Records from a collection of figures
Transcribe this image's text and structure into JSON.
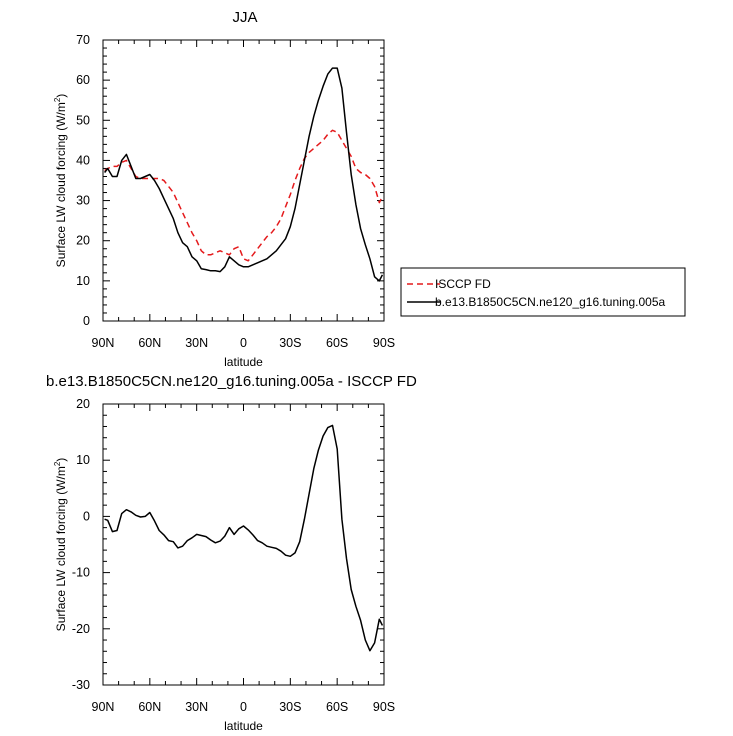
{
  "chart_data": [
    {
      "type": "line",
      "title": "JJA",
      "xlabel": "latitude",
      "ylabel_main": "Surface LW cloud forcing (W/m",
      "ylabel_sup": "2",
      "ylabel_end": ")",
      "xlim": [
        90,
        -90
      ],
      "ylim": [
        0,
        70
      ],
      "xticks": [
        90,
        60,
        30,
        0,
        -30,
        -60,
        -90
      ],
      "xticklabels": [
        "90N",
        "60N",
        "30N",
        "0",
        "30S",
        "60S",
        "90S"
      ],
      "yticks": [
        0,
        10,
        20,
        30,
        40,
        50,
        60,
        70
      ],
      "yticklabels": [
        "0",
        "10",
        "20",
        "30",
        "40",
        "50",
        "60",
        "70"
      ],
      "grid": false,
      "legend_position": "right",
      "series": [
        {
          "name": "ISCCP FD",
          "color": "#e41a1c",
          "dash": "dashed",
          "x": [
            89,
            87,
            84,
            81,
            78,
            75,
            72,
            69,
            66,
            63,
            60,
            57,
            54,
            51,
            48,
            45,
            42,
            39,
            36,
            33,
            30,
            27,
            24,
            21,
            18,
            15,
            12,
            9,
            6,
            3,
            0,
            -3,
            -6,
            -9,
            -12,
            -15,
            -18,
            -21,
            -24,
            -27,
            -30,
            -33,
            -36,
            -39,
            -42,
            -45,
            -48,
            -51,
            -54,
            -57,
            -60,
            -63,
            -66,
            -69,
            -72,
            -75,
            -78,
            -81,
            -84,
            -87,
            -89
          ],
          "values": [
            37.5,
            38,
            38.5,
            38.5,
            39.5,
            40,
            38,
            36,
            35.5,
            35.5,
            35.5,
            35.5,
            35.5,
            35,
            33.5,
            32,
            29.5,
            27,
            24.5,
            22,
            20,
            17.5,
            16.5,
            16.5,
            17,
            17.5,
            17,
            16.5,
            18,
            18.5,
            15.5,
            15,
            16.5,
            18,
            19.5,
            21,
            22,
            23.5,
            25.5,
            28.5,
            31.5,
            35,
            38,
            40.5,
            42,
            43,
            44,
            45,
            46.5,
            47.5,
            47,
            45,
            43,
            41,
            38,
            37,
            36.5,
            35.5,
            33.5,
            29.5,
            31
          ]
        },
        {
          "name": "b.e13.B1850C5CN.ne120_g16.tuning.005a",
          "color": "#000000",
          "dash": "solid",
          "x": [
            89,
            87,
            84,
            81,
            78,
            75,
            72,
            69,
            66,
            63,
            60,
            57,
            54,
            51,
            48,
            45,
            42,
            39,
            36,
            33,
            30,
            27,
            24,
            21,
            18,
            15,
            12,
            9,
            6,
            3,
            0,
            -3,
            -6,
            -9,
            -12,
            -15,
            -18,
            -21,
            -24,
            -27,
            -30,
            -33,
            -36,
            -39,
            -42,
            -45,
            -48,
            -51,
            -54,
            -57,
            -60,
            -63,
            -66,
            -69,
            -72,
            -75,
            -78,
            -81,
            -84,
            -87,
            -89
          ],
          "values": [
            37,
            38,
            36,
            36,
            40,
            41.5,
            38.5,
            35.5,
            35.5,
            36,
            36.5,
            35,
            33,
            30.5,
            28,
            25.5,
            22,
            19.5,
            18.5,
            16,
            15,
            13,
            12.8,
            12.5,
            12.5,
            12.3,
            13.5,
            16,
            15,
            14,
            13.5,
            13.5,
            14,
            14.5,
            15,
            15.5,
            16.5,
            17.5,
            19,
            20.5,
            23.5,
            28,
            34,
            40,
            46,
            51,
            55,
            58.5,
            61.5,
            63,
            63,
            58,
            47,
            36.5,
            29,
            23,
            19,
            15.5,
            11,
            10,
            11.5
          ]
        }
      ]
    },
    {
      "type": "line",
      "title": "b.e13.B1850C5CN.ne120_g16.tuning.005a - ISCCP FD",
      "xlabel": "latitude",
      "ylabel_main": "Surface LW cloud forcing (W/m",
      "ylabel_sup": "2",
      "ylabel_end": ")",
      "xlim": [
        90,
        -90
      ],
      "ylim": [
        -30,
        20
      ],
      "xticks": [
        90,
        60,
        30,
        0,
        -30,
        -60,
        -90
      ],
      "xticklabels": [
        "90N",
        "60N",
        "30N",
        "0",
        "30S",
        "60S",
        "90S"
      ],
      "yticks": [
        -30,
        -20,
        -10,
        0,
        10,
        20
      ],
      "yticklabels": [
        "-30",
        "-20",
        "-10",
        "0",
        "10",
        "20"
      ],
      "grid": false,
      "series": [
        {
          "color": "#000000",
          "dash": "solid",
          "x": [
            89,
            87,
            84,
            81,
            78,
            75,
            72,
            69,
            66,
            63,
            60,
            57,
            54,
            51,
            48,
            45,
            42,
            39,
            36,
            33,
            30,
            27,
            24,
            21,
            18,
            15,
            12,
            9,
            6,
            3,
            0,
            -3,
            -6,
            -9,
            -12,
            -15,
            -18,
            -21,
            -24,
            -27,
            -30,
            -33,
            -36,
            -39,
            -42,
            -45,
            -48,
            -51,
            -54,
            -57,
            -60,
            -63,
            -66,
            -69,
            -72,
            -75,
            -78,
            -81,
            -84,
            -87,
            -89
          ],
          "values": [
            -0.5,
            -0.7,
            -2.7,
            -2.5,
            0.5,
            1.2,
            0.8,
            0.2,
            -0.1,
            0,
            0.7,
            -0.8,
            -2.5,
            -3.3,
            -4.3,
            -4.5,
            -5.6,
            -5.3,
            -4.3,
            -3.8,
            -3.2,
            -3.4,
            -3.6,
            -4.2,
            -4.7,
            -4.4,
            -3.5,
            -2,
            -3.2,
            -2.2,
            -1.7,
            -2.4,
            -3.3,
            -4.3,
            -4.7,
            -5.3,
            -5.5,
            -5.7,
            -6.2,
            -6.9,
            -7.1,
            -6.5,
            -4.5,
            -0.5,
            4,
            8.5,
            11.8,
            14.3,
            15.8,
            16.2,
            12,
            -0.5,
            -7.5,
            -13,
            -16,
            -18.5,
            -22,
            -23.9,
            -22.5,
            -18.3,
            -19.4
          ]
        }
      ]
    }
  ]
}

### TASK DIRECTIONS
Output all of the records exactly as they appear above, but not the pictures.

### EXPECTED OUTPUT
Transcribe this image's text and structure into JSON.
{
  "chart_data": [
    {
      "type": "line",
      "title": "JJA",
      "xlabel": "latitude",
      "ylabel_main": "Surface LW cloud forcing (W/m",
      "ylabel_sup": "2",
      "ylabel_end": ")",
      "xlim": [
        90,
        -90
      ],
      "ylim": [
        0,
        70
      ],
      "xticks": [
        90,
        60,
        30,
        0,
        -30,
        -60,
        -90
      ],
      "xticklabels": [
        "90N",
        "60N",
        "30N",
        "0",
        "30S",
        "60S",
        "90S"
      ],
      "yticks": [
        0,
        10,
        20,
        30,
        40,
        50,
        60,
        70
      ],
      "yticklabels": [
        "0",
        "10",
        "20",
        "30",
        "40",
        "50",
        "60",
        "70"
      ],
      "grid": false,
      "legend_position": "right",
      "series": [
        {
          "name": "ISCCP FD",
          "color": "#e41a1c",
          "dash": "dashed",
          "x": [
            89,
            87,
            84,
            81,
            78,
            75,
            72,
            69,
            66,
            63,
            60,
            57,
            54,
            51,
            48,
            45,
            42,
            39,
            36,
            33,
            30,
            27,
            24,
            21,
            18,
            15,
            12,
            9,
            6,
            3,
            0,
            -3,
            -6,
            -9,
            -12,
            -15,
            -18,
            -21,
            -24,
            -27,
            -30,
            -33,
            -36,
            -39,
            -42,
            -45,
            -48,
            -51,
            -54,
            -57,
            -60,
            -63,
            -66,
            -69,
            -72,
            -75,
            -78,
            -81,
            -84,
            -87,
            -89
          ],
          "values": [
            37.5,
            38,
            38.5,
            38.5,
            39.5,
            40,
            38,
            36,
            35.5,
            35.5,
            35.5,
            35.5,
            35.5,
            35,
            33.5,
            32,
            29.5,
            27,
            24.5,
            22,
            20,
            17.5,
            16.5,
            16.5,
            17,
            17.5,
            17,
            16.5,
            18,
            18.5,
            15.5,
            15,
            16.5,
            18,
            19.5,
            21,
            22,
            23.5,
            25.5,
            28.5,
            31.5,
            35,
            38,
            40.5,
            42,
            43,
            44,
            45,
            46.5,
            47.5,
            47,
            45,
            43,
            41,
            38,
            37,
            36.5,
            35.5,
            33.5,
            29.5,
            31
          ]
        },
        {
          "name": "b.e13.B1850C5CN.ne120_g16.tuning.005a",
          "color": "#000000",
          "dash": "solid",
          "x": [
            89,
            87,
            84,
            81,
            78,
            75,
            72,
            69,
            66,
            63,
            60,
            57,
            54,
            51,
            48,
            45,
            42,
            39,
            36,
            33,
            30,
            27,
            24,
            21,
            18,
            15,
            12,
            9,
            6,
            3,
            0,
            -3,
            -6,
            -9,
            -12,
            -15,
            -18,
            -21,
            -24,
            -27,
            -30,
            -33,
            -36,
            -39,
            -42,
            -45,
            -48,
            -51,
            -54,
            -57,
            -60,
            -63,
            -66,
            -69,
            -72,
            -75,
            -78,
            -81,
            -84,
            -87,
            -89
          ],
          "values": [
            37,
            38,
            36,
            36,
            40,
            41.5,
            38.5,
            35.5,
            35.5,
            36,
            36.5,
            35,
            33,
            30.5,
            28,
            25.5,
            22,
            19.5,
            18.5,
            16,
            15,
            13,
            12.8,
            12.5,
            12.5,
            12.3,
            13.5,
            16,
            15,
            14,
            13.5,
            13.5,
            14,
            14.5,
            15,
            15.5,
            16.5,
            17.5,
            19,
            20.5,
            23.5,
            28,
            34,
            40,
            46,
            51,
            55,
            58.5,
            61.5,
            63,
            63,
            58,
            47,
            36.5,
            29,
            23,
            19,
            15.5,
            11,
            10,
            11.5
          ]
        }
      ]
    },
    {
      "type": "line",
      "title": "b.e13.B1850C5CN.ne120_g16.tuning.005a - ISCCP FD",
      "xlabel": "latitude",
      "ylabel_main": "Surface LW cloud forcing (W/m",
      "ylabel_sup": "2",
      "ylabel_end": ")",
      "xlim": [
        90,
        -90
      ],
      "ylim": [
        -30,
        20
      ],
      "xticks": [
        90,
        60,
        30,
        0,
        -30,
        -60,
        -90
      ],
      "xticklabels": [
        "90N",
        "60N",
        "30N",
        "0",
        "30S",
        "60S",
        "90S"
      ],
      "yticks": [
        -30,
        -20,
        -10,
        0,
        10,
        20
      ],
      "yticklabels": [
        "-30",
        "-20",
        "-10",
        "0",
        "10",
        "20"
      ],
      "grid": false,
      "series": [
        {
          "color": "#000000",
          "dash": "solid",
          "x": [
            89,
            87,
            84,
            81,
            78,
            75,
            72,
            69,
            66,
            63,
            60,
            57,
            54,
            51,
            48,
            45,
            42,
            39,
            36,
            33,
            30,
            27,
            24,
            21,
            18,
            15,
            12,
            9,
            6,
            3,
            0,
            -3,
            -6,
            -9,
            -12,
            -15,
            -18,
            -21,
            -24,
            -27,
            -30,
            -33,
            -36,
            -39,
            -42,
            -45,
            -48,
            -51,
            -54,
            -57,
            -60,
            -63,
            -66,
            -69,
            -72,
            -75,
            -78,
            -81,
            -84,
            -87,
            -89
          ],
          "values": [
            -0.5,
            -0.7,
            -2.7,
            -2.5,
            0.5,
            1.2,
            0.8,
            0.2,
            -0.1,
            0,
            0.7,
            -0.8,
            -2.5,
            -3.3,
            -4.3,
            -4.5,
            -5.6,
            -5.3,
            -4.3,
            -3.8,
            -3.2,
            -3.4,
            -3.6,
            -4.2,
            -4.7,
            -4.4,
            -3.5,
            -2,
            -3.2,
            -2.2,
            -1.7,
            -2.4,
            -3.3,
            -4.3,
            -4.7,
            -5.3,
            -5.5,
            -5.7,
            -6.2,
            -6.9,
            -7.1,
            -6.5,
            -4.5,
            -0.5,
            4,
            8.5,
            11.8,
            14.3,
            15.8,
            16.2,
            12,
            -0.5,
            -7.5,
            -13,
            -16,
            -18.5,
            -22,
            -23.9,
            -22.5,
            -18.3,
            -19.4
          ]
        }
      ]
    }
  ]
}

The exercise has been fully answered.